- Instructions for the task
Every line that contains the word "shown" should be copied out.

[Figure record extracts]
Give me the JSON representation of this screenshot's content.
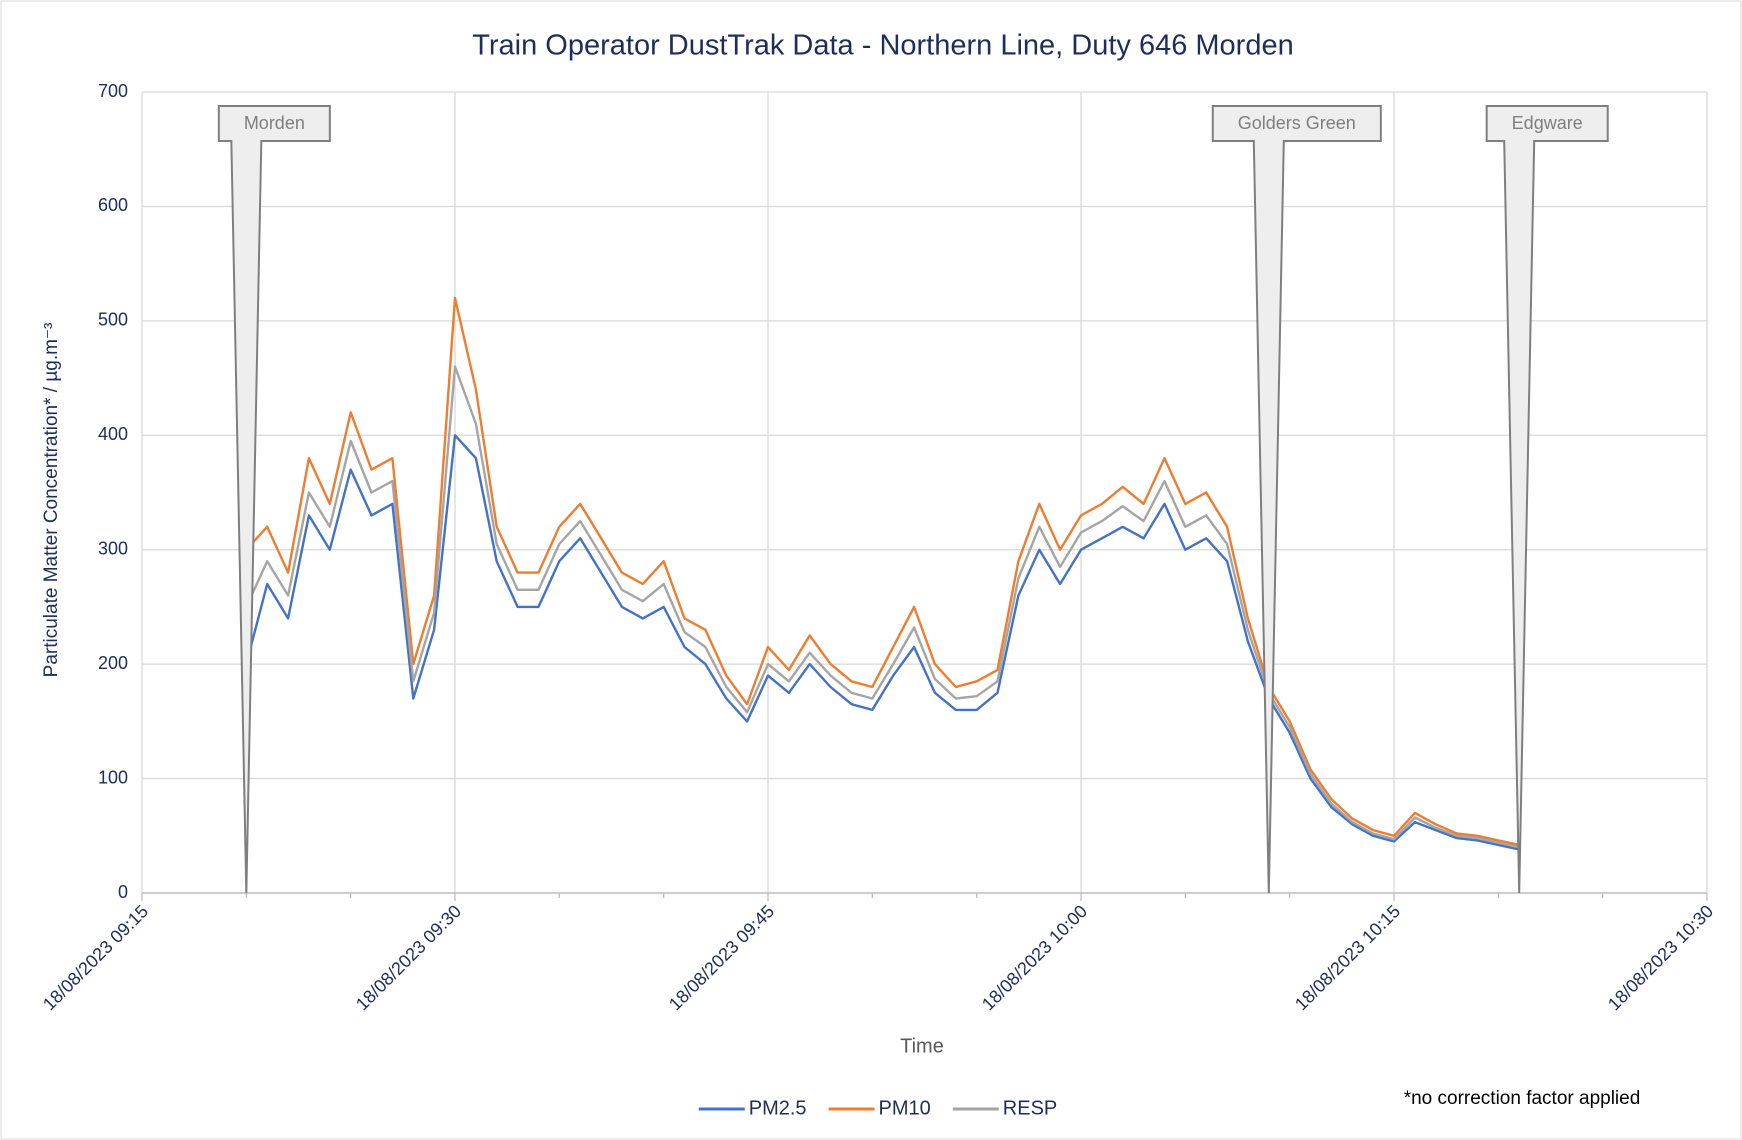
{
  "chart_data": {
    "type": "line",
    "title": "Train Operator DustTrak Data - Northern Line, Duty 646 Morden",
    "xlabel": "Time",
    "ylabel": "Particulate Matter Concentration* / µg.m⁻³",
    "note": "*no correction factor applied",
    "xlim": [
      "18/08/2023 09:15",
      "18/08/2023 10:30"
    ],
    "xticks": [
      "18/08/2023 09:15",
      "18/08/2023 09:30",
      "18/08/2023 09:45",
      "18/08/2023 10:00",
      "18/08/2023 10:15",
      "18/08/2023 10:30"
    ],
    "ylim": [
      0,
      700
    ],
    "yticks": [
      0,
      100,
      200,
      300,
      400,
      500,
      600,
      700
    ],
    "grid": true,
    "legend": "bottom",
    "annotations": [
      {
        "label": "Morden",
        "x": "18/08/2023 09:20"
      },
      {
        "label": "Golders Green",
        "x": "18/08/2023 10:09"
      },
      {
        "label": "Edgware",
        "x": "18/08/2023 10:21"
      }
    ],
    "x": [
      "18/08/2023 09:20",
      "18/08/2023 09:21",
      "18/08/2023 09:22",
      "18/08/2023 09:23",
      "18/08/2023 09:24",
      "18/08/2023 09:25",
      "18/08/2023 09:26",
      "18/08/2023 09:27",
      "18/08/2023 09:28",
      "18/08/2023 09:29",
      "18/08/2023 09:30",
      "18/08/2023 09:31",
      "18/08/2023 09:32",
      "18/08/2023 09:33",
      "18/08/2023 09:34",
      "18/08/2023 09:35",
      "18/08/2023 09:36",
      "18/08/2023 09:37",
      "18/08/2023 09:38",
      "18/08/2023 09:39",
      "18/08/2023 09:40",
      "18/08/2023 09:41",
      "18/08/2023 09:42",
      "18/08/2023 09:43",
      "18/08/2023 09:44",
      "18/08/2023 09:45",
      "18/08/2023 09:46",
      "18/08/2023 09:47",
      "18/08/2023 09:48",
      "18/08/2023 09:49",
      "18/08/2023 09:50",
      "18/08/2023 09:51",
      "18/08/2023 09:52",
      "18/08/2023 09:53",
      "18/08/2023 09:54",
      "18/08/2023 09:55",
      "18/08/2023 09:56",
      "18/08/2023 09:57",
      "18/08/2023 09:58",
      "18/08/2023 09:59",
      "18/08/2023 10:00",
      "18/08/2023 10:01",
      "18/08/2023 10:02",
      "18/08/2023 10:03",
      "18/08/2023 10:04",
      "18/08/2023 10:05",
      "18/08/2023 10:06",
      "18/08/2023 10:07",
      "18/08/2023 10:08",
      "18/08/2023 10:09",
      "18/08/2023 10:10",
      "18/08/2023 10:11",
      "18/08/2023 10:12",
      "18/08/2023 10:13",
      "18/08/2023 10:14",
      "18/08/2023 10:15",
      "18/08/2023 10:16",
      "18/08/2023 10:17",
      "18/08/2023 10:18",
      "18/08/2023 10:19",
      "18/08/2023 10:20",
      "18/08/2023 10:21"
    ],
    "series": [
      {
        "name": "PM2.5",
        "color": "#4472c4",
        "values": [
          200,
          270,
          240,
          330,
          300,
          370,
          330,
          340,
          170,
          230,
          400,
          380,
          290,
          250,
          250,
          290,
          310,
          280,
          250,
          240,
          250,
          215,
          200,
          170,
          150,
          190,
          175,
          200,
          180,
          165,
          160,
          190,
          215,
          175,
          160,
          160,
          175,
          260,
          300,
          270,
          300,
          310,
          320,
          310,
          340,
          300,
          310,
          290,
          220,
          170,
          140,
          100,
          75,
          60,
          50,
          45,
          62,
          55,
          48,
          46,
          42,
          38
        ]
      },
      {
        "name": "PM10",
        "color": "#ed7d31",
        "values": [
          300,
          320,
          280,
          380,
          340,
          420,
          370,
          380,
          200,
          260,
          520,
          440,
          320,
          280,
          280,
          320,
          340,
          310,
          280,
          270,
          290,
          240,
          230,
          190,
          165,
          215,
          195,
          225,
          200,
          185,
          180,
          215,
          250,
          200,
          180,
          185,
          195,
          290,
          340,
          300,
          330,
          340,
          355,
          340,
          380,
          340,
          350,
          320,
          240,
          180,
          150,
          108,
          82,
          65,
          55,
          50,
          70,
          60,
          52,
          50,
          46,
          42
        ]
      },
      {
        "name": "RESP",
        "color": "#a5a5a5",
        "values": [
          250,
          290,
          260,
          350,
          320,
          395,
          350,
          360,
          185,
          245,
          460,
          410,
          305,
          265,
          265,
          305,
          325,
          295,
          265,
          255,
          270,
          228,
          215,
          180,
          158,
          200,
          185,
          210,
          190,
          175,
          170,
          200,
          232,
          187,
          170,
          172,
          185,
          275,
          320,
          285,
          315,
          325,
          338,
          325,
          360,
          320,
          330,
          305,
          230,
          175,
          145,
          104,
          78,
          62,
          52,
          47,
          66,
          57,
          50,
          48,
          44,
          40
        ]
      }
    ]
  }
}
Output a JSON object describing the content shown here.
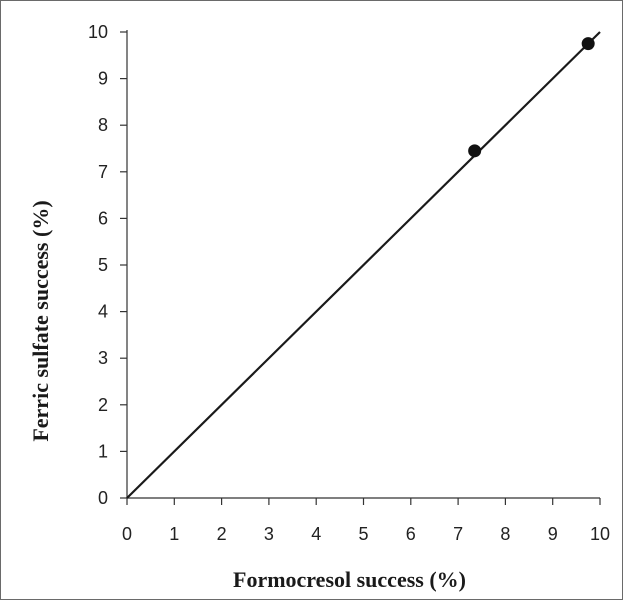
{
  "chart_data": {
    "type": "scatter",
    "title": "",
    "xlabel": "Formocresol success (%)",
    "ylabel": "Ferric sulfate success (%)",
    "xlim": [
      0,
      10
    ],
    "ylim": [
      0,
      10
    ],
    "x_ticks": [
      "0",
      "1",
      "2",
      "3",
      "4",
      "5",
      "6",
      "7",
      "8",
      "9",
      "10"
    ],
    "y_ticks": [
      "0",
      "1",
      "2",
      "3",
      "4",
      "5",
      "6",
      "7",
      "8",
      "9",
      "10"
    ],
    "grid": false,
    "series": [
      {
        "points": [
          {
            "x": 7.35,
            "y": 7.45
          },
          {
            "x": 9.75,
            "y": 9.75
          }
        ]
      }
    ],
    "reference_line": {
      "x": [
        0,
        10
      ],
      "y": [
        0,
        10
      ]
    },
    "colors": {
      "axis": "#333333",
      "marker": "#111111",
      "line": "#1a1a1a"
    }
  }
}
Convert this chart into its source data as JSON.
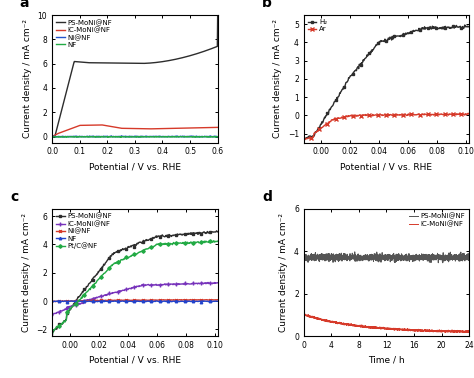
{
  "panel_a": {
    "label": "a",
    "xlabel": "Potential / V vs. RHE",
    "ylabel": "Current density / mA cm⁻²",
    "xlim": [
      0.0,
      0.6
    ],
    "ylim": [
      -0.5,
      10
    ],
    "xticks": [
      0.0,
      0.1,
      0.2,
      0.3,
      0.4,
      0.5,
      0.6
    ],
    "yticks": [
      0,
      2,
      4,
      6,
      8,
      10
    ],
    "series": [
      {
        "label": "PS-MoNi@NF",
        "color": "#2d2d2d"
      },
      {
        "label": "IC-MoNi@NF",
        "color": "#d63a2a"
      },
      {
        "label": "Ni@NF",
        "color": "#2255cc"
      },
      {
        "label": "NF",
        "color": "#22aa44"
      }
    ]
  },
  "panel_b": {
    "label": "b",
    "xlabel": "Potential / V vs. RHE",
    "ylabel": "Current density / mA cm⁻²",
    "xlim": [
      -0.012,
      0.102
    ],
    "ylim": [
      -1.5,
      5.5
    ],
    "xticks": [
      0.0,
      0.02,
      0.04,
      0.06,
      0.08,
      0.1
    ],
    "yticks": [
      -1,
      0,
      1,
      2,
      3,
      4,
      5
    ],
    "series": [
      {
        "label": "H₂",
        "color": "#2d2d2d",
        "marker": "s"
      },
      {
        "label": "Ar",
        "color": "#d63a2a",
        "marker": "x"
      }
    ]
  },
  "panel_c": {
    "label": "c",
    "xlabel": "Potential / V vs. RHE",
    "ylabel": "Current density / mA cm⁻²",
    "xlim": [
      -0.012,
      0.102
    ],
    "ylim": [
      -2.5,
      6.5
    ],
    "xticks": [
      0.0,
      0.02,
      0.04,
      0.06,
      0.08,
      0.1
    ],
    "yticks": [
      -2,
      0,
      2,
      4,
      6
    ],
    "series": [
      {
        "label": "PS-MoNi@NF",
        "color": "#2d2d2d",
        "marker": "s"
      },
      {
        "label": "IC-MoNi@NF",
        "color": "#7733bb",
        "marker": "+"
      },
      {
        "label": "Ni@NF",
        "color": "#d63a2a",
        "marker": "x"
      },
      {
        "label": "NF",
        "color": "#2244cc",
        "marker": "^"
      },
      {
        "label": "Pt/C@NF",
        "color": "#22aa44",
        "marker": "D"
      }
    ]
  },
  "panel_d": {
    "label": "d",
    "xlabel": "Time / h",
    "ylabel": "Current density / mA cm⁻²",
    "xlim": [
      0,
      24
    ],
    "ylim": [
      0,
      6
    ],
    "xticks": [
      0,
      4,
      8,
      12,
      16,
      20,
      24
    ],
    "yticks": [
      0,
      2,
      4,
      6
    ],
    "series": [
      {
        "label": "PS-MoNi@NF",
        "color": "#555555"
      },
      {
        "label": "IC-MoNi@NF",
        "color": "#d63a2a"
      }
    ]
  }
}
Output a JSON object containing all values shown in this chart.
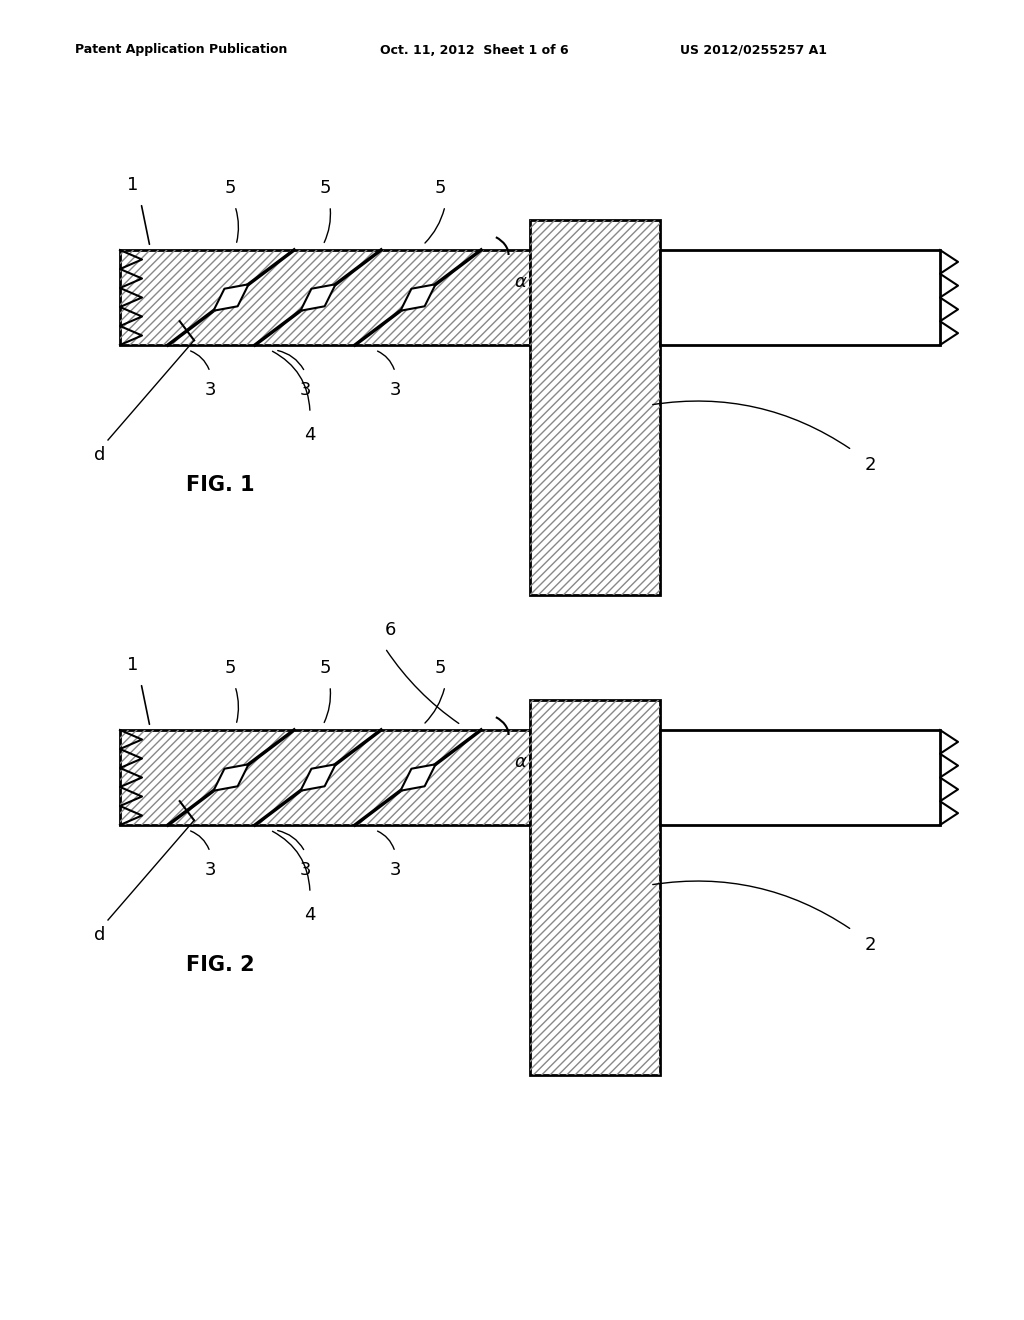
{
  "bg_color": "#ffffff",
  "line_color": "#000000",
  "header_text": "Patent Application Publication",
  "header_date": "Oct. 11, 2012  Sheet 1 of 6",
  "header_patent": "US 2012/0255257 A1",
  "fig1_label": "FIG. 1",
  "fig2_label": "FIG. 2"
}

- Response for this exercise
Output a JSON object describing the content shown here.
Output a JSON object containing all values shown in this chart.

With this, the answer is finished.